-- START OF Given data --
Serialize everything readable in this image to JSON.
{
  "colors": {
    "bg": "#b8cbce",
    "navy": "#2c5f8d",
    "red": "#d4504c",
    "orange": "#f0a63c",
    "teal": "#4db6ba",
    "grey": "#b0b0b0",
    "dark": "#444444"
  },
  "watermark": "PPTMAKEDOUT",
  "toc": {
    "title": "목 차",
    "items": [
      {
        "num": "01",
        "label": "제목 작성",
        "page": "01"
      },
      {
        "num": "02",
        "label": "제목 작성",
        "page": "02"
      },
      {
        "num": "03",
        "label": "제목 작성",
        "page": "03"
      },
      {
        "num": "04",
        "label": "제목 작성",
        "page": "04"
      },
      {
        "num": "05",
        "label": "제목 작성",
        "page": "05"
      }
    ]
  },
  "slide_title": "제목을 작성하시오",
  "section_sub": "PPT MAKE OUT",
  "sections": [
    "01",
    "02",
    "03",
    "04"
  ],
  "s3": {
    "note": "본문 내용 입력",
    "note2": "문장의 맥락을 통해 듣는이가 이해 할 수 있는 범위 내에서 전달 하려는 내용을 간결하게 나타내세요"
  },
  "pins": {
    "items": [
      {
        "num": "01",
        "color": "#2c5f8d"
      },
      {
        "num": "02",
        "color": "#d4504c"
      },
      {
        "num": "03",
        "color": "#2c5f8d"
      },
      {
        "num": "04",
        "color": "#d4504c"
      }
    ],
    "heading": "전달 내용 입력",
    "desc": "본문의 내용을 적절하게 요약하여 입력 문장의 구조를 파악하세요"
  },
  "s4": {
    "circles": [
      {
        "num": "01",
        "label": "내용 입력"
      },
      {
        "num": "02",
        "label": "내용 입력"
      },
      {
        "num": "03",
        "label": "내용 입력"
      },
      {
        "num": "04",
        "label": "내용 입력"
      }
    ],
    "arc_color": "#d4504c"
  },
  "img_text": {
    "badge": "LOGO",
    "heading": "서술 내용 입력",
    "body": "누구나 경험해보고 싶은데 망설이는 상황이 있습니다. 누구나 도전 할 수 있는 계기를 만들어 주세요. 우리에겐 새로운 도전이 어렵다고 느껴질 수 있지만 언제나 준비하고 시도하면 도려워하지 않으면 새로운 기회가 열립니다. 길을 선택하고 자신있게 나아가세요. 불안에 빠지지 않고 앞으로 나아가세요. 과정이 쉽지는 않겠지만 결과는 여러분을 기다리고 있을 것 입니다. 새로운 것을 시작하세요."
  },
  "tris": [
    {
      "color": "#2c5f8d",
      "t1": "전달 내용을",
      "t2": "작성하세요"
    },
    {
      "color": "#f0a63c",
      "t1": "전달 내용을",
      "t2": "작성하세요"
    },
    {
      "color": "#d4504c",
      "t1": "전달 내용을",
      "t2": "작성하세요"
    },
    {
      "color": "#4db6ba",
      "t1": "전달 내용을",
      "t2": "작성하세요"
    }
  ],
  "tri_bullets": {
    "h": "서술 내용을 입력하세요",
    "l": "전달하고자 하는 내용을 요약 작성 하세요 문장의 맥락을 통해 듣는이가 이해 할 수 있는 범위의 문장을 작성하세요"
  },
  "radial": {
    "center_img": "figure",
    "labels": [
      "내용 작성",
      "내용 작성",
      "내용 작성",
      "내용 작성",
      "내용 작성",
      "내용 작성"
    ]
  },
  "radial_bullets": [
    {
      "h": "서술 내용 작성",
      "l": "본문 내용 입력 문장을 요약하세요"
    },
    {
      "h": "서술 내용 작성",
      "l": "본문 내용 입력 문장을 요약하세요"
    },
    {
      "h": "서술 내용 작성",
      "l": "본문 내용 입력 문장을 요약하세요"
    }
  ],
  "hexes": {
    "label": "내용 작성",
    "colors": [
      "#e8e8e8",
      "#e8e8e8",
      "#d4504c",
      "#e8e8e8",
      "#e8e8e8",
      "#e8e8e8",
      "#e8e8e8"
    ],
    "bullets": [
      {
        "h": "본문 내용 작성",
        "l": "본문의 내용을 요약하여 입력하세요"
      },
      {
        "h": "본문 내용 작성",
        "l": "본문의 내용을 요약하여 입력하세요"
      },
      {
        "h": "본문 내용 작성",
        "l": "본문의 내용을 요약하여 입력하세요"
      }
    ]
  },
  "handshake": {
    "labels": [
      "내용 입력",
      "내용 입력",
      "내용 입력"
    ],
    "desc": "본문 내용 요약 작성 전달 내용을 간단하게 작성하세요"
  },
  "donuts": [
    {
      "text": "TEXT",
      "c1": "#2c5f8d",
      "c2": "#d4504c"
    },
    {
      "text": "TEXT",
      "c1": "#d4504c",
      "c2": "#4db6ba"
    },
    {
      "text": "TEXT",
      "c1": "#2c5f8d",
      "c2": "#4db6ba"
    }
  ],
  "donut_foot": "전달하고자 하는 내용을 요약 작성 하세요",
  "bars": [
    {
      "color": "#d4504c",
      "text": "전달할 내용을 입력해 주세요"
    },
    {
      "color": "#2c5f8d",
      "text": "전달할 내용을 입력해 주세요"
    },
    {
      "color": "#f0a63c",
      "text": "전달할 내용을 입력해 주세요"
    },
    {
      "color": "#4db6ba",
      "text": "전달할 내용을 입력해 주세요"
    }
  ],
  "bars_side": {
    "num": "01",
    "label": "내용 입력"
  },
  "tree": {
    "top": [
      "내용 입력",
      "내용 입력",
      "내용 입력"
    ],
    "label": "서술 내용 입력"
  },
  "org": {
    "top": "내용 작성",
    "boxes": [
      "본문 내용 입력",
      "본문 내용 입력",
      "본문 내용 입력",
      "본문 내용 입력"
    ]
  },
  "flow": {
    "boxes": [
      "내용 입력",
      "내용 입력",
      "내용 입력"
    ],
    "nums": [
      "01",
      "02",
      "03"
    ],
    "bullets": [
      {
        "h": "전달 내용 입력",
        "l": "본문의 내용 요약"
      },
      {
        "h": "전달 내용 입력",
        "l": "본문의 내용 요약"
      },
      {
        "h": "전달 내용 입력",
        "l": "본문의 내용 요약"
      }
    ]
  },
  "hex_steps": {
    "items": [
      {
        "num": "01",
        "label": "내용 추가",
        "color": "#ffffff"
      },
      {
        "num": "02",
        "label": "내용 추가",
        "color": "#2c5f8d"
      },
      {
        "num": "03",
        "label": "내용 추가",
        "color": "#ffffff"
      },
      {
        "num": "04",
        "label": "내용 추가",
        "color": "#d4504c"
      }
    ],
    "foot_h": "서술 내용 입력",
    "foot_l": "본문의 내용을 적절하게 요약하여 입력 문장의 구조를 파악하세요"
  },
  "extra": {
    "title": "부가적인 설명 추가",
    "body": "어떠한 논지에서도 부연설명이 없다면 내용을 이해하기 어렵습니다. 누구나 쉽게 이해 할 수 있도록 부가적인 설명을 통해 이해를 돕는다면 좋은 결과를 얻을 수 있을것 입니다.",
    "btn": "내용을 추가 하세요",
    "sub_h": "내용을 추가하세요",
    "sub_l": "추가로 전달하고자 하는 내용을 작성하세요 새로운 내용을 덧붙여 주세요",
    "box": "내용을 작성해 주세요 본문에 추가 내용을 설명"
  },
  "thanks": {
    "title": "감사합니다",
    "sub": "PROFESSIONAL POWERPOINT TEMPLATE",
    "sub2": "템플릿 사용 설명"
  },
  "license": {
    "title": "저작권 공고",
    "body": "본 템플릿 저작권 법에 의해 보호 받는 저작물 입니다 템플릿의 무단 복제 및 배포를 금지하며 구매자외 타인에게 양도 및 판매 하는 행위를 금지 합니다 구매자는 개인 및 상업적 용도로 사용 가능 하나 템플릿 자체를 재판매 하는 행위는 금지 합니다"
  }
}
-- END OF Given data --
### Exercise objective:
Above are some records. Print them all exactly.

### Expected answer:
Serialize everything readable in this image to JSON.
{
  "colors": {
    "bg": "#b8cbce",
    "navy": "#2c5f8d",
    "red": "#d4504c",
    "orange": "#f0a63c",
    "teal": "#4db6ba",
    "grey": "#b0b0b0",
    "dark": "#444444"
  },
  "watermark": "PPTMAKEDOUT",
  "toc": {
    "title": "목 차",
    "items": [
      {
        "num": "01",
        "label": "제목 작성",
        "page": "01"
      },
      {
        "num": "02",
        "label": "제목 작성",
        "page": "02"
      },
      {
        "num": "03",
        "label": "제목 작성",
        "page": "03"
      },
      {
        "num": "04",
        "label": "제목 작성",
        "page": "04"
      },
      {
        "num": "05",
        "label": "제목 작성",
        "page": "05"
      }
    ]
  },
  "slide_title": "제목을 작성하시오",
  "section_sub": "PPT MAKE OUT",
  "sections": [
    "01",
    "02",
    "03",
    "04"
  ],
  "s3": {
    "note": "본문 내용 입력",
    "note2": "문장의 맥락을 통해 듣는이가 이해 할 수 있는 범위 내에서 전달 하려는 내용을 간결하게 나타내세요"
  },
  "pins": {
    "items": [
      {
        "num": "01",
        "color": "#2c5f8d"
      },
      {
        "num": "02",
        "color": "#d4504c"
      },
      {
        "num": "03",
        "color": "#2c5f8d"
      },
      {
        "num": "04",
        "color": "#d4504c"
      }
    ],
    "heading": "전달 내용 입력",
    "desc": "본문의 내용을 적절하게 요약하여 입력 문장의 구조를 파악하세요"
  },
  "s4": {
    "circles": [
      {
        "num": "01",
        "label": "내용 입력"
      },
      {
        "num": "02",
        "label": "내용 입력"
      },
      {
        "num": "03",
        "label": "내용 입력"
      },
      {
        "num": "04",
        "label": "내용 입력"
      }
    ],
    "arc_color": "#d4504c"
  },
  "img_text": {
    "badge": "LOGO",
    "heading": "서술 내용 입력",
    "body": "누구나 경험해보고 싶은데 망설이는 상황이 있습니다. 누구나 도전 할 수 있는 계기를 만들어 주세요. 우리에겐 새로운 도전이 어렵다고 느껴질 수 있지만 언제나 준비하고 시도하면 도려워하지 않으면 새로운 기회가 열립니다. 길을 선택하고 자신있게 나아가세요. 불안에 빠지지 않고 앞으로 나아가세요. 과정이 쉽지는 않겠지만 결과는 여러분을 기다리고 있을 것 입니다. 새로운 것을 시작하세요."
  },
  "tris": [
    {
      "color": "#2c5f8d",
      "t1": "전달 내용을",
      "t2": "작성하세요"
    },
    {
      "color": "#f0a63c",
      "t1": "전달 내용을",
      "t2": "작성하세요"
    },
    {
      "color": "#d4504c",
      "t1": "전달 내용을",
      "t2": "작성하세요"
    },
    {
      "color": "#4db6ba",
      "t1": "전달 내용을",
      "t2": "작성하세요"
    }
  ],
  "tri_bullets": {
    "h": "서술 내용을 입력하세요",
    "l": "전달하고자 하는 내용을 요약 작성 하세요 문장의 맥락을 통해 듣는이가 이해 할 수 있는 범위의 문장을 작성하세요"
  },
  "radial": {
    "center_img": "figure",
    "labels": [
      "내용 작성",
      "내용 작성",
      "내용 작성",
      "내용 작성",
      "내용 작성",
      "내용 작성"
    ]
  },
  "radial_bullets": [
    {
      "h": "서술 내용 작성",
      "l": "본문 내용 입력 문장을 요약하세요"
    },
    {
      "h": "서술 내용 작성",
      "l": "본문 내용 입력 문장을 요약하세요"
    },
    {
      "h": "서술 내용 작성",
      "l": "본문 내용 입력 문장을 요약하세요"
    }
  ],
  "hexes": {
    "label": "내용 작성",
    "colors": [
      "#e8e8e8",
      "#e8e8e8",
      "#d4504c",
      "#e8e8e8",
      "#e8e8e8",
      "#e8e8e8",
      "#e8e8e8"
    ],
    "bullets": [
      {
        "h": "본문 내용 작성",
        "l": "본문의 내용을 요약하여 입력하세요"
      },
      {
        "h": "본문 내용 작성",
        "l": "본문의 내용을 요약하여 입력하세요"
      },
      {
        "h": "본문 내용 작성",
        "l": "본문의 내용을 요약하여 입력하세요"
      }
    ]
  },
  "handshake": {
    "labels": [
      "내용 입력",
      "내용 입력",
      "내용 입력"
    ],
    "desc": "본문 내용 요약 작성 전달 내용을 간단하게 작성하세요"
  },
  "donuts": [
    {
      "text": "TEXT",
      "c1": "#2c5f8d",
      "c2": "#d4504c"
    },
    {
      "text": "TEXT",
      "c1": "#d4504c",
      "c2": "#4db6ba"
    },
    {
      "text": "TEXT",
      "c1": "#2c5f8d",
      "c2": "#4db6ba"
    }
  ],
  "donut_foot": "전달하고자 하는 내용을 요약 작성 하세요",
  "bars": [
    {
      "color": "#d4504c",
      "text": "전달할 내용을 입력해 주세요"
    },
    {
      "color": "#2c5f8d",
      "text": "전달할 내용을 입력해 주세요"
    },
    {
      "color": "#f0a63c",
      "text": "전달할 내용을 입력해 주세요"
    },
    {
      "color": "#4db6ba",
      "text": "전달할 내용을 입력해 주세요"
    }
  ],
  "bars_side": {
    "num": "01",
    "label": "내용 입력"
  },
  "tree": {
    "top": [
      "내용 입력",
      "내용 입력",
      "내용 입력"
    ],
    "label": "서술 내용 입력"
  },
  "org": {
    "top": "내용 작성",
    "boxes": [
      "본문 내용 입력",
      "본문 내용 입력",
      "본문 내용 입력",
      "본문 내용 입력"
    ]
  },
  "flow": {
    "boxes": [
      "내용 입력",
      "내용 입력",
      "내용 입력"
    ],
    "nums": [
      "01",
      "02",
      "03"
    ],
    "bullets": [
      {
        "h": "전달 내용 입력",
        "l": "본문의 내용 요약"
      },
      {
        "h": "전달 내용 입력",
        "l": "본문의 내용 요약"
      },
      {
        "h": "전달 내용 입력",
        "l": "본문의 내용 요약"
      }
    ]
  },
  "hex_steps": {
    "items": [
      {
        "num": "01",
        "label": "내용 추가",
        "color": "#ffffff"
      },
      {
        "num": "02",
        "label": "내용 추가",
        "color": "#2c5f8d"
      },
      {
        "num": "03",
        "label": "내용 추가",
        "color": "#ffffff"
      },
      {
        "num": "04",
        "label": "내용 추가",
        "color": "#d4504c"
      }
    ],
    "foot_h": "서술 내용 입력",
    "foot_l": "본문의 내용을 적절하게 요약하여 입력 문장의 구조를 파악하세요"
  },
  "extra": {
    "title": "부가적인 설명 추가",
    "body": "어떠한 논지에서도 부연설명이 없다면 내용을 이해하기 어렵습니다. 누구나 쉽게 이해 할 수 있도록 부가적인 설명을 통해 이해를 돕는다면 좋은 결과를 얻을 수 있을것 입니다.",
    "btn": "내용을 추가 하세요",
    "sub_h": "내용을 추가하세요",
    "sub_l": "추가로 전달하고자 하는 내용을 작성하세요 새로운 내용을 덧붙여 주세요",
    "box": "내용을 작성해 주세요 본문에 추가 내용을 설명"
  },
  "thanks": {
    "title": "감사합니다",
    "sub": "PROFESSIONAL POWERPOINT TEMPLATE",
    "sub2": "템플릿 사용 설명"
  },
  "license": {
    "title": "저작권 공고",
    "body": "본 템플릿 저작권 법에 의해 보호 받는 저작물 입니다 템플릿의 무단 복제 및 배포를 금지하며 구매자외 타인에게 양도 및 판매 하는 행위를 금지 합니다 구매자는 개인 및 상업적 용도로 사용 가능 하나 템플릿 자체를 재판매 하는 행위는 금지 합니다"
  }
}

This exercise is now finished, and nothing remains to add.